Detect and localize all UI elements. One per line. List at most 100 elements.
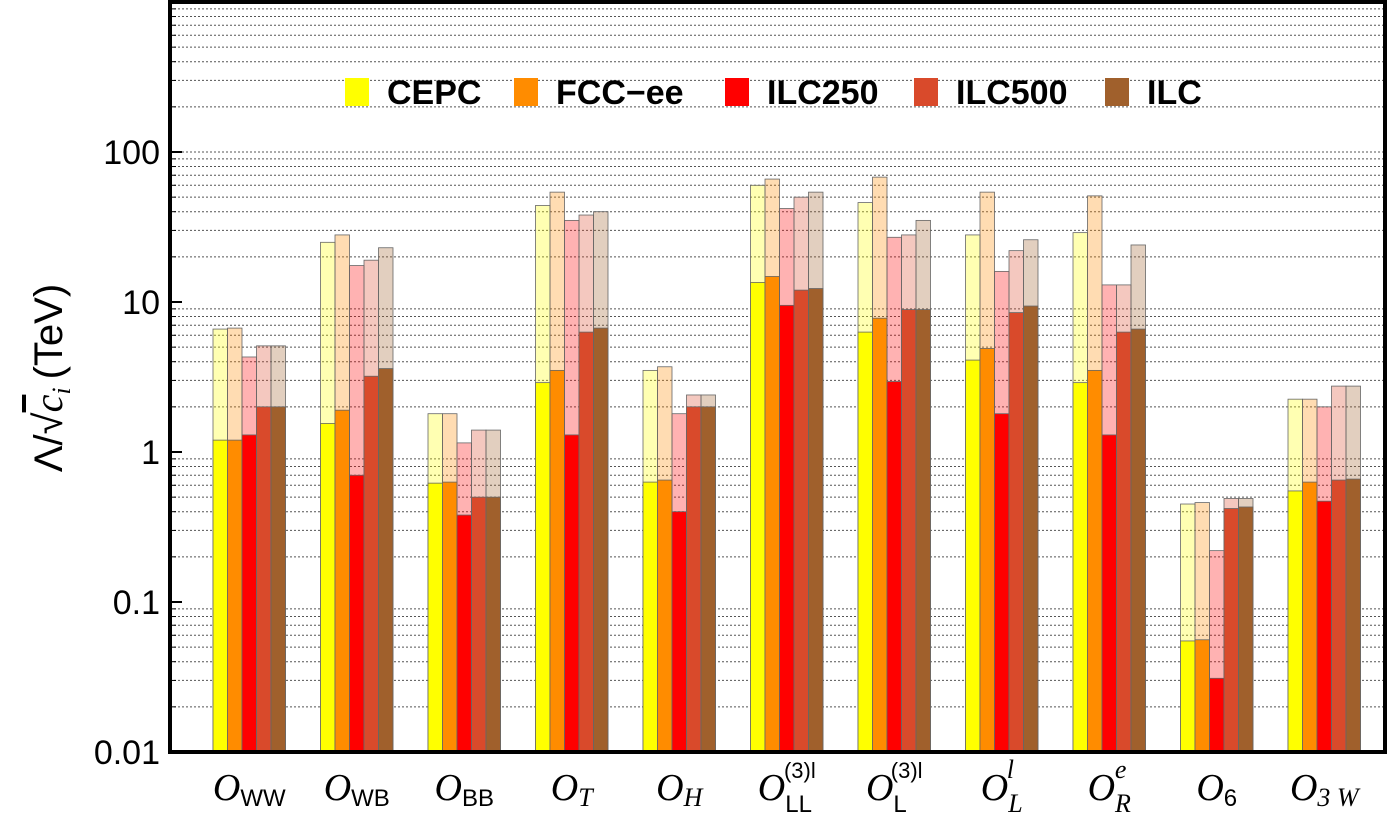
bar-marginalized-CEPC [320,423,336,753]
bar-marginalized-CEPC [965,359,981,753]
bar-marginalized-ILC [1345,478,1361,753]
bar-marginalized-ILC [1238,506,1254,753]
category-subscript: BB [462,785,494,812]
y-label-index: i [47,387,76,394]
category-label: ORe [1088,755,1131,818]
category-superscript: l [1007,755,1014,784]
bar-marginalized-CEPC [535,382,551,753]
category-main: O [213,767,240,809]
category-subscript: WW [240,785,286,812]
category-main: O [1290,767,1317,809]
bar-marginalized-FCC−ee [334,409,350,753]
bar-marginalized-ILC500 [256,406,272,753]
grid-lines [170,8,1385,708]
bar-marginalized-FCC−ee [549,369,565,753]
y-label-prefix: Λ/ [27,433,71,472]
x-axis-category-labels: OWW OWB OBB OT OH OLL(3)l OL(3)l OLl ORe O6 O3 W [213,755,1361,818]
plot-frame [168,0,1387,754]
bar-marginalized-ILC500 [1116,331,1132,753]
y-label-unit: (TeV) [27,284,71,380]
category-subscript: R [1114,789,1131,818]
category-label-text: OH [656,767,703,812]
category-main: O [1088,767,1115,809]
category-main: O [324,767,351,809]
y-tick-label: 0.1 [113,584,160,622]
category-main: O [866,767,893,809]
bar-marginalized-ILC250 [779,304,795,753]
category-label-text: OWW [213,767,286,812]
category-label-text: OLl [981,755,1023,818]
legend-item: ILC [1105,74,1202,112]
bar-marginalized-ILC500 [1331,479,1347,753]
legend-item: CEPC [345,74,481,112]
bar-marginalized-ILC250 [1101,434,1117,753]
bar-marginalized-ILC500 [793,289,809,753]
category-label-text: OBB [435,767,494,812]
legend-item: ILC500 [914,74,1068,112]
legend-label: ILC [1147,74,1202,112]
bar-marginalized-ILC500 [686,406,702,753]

------------------------------------------------

## DIRECTION
Lay out the lines of the records as a JSON list of strings, one string per line with blank lines left out, starting with the line that contains "bar-marginalized-CEPC [320,423,336,753]" and going on through the last line of the records.

## REPLY TO THE TASK
[
  "bar-marginalized-CEPC [320,423,336,753]",
  "bar-marginalized-CEPC [965,359,981,753]",
  "bar-marginalized-ILC [1345,478,1361,753]",
  "bar-marginalized-ILC [1238,506,1254,753]",
  "category-subscript: BB [462,785,494,812]",
  "y-label-index: i [47,387,76,394]",
  "category-label: ORe [1088,755,1131,818]",
  "category-superscript: l [1007,755,1014,784]",
  "bar-marginalized-CEPC [535,382,551,753]",
  "category-main: O [213,767,240,809]",
  "category-subscript: WW [240,785,286,812]",
  "category-main: O [1290,767,1317,809]",
  "bar-marginalized-FCC−ee [334,409,350,753]",
  "bar-marginalized-ILC500 [256,406,272,753]",
  "grid-lines [170,8,1385,708]",
  "bar-marginalized-FCC−ee [549,369,565,753]",
  "y-label-prefix: Λ/ [27,433,71,472]",
  "x-axis-category-labels: OWW OWB OBB OT OH OLL(3)l OL(3)l OLl ORe O6 O3 W [213,755,1361,818]",
  "plot-frame [168,0,1387,754]",
  "bar-marginalized-ILC500 [1116,331,1132,753]",
  "y-label-unit: (TeV) [27,284,71,380]",
  "category-subscript: R [1114,789,1131,818]",
  "category-label-text: OH [656,767,703,812]",
  "category-main: O [1088,767,1115,809]",
  "category-main: O [324,767,351,809]",
  "y-tick-label: 0.1 [113,584,160,622]",
  "category-main: O [866,767,893,809]",
  "bar-marginalized-ILC250 [779,304,795,753]",
  "category-label-text: OWW [213,767,286,812]",
  "category-label-text: OLl [981,755,1023,818]",
  "legend-item: ILC [1105,74,1202,112]",
  "bar-marginalized-ILC500 [1331,479,1347,753]",
  "legend-item: CEPC [345,74,481,112]",
  "bar-marginalized-ILC250 [1101,434,1117,753]",
  "bar-marginalized-ILC500 [793,289,809,753]",
  "category-label-text: OBB [435,767,494,812]",
  "legend-item: ILC500 [914,74,1068,112]",
  "legend-label: ILC [1147,74,1202,112]",
  "bar-marginalized-ILC500 [686,406,702,753]"
]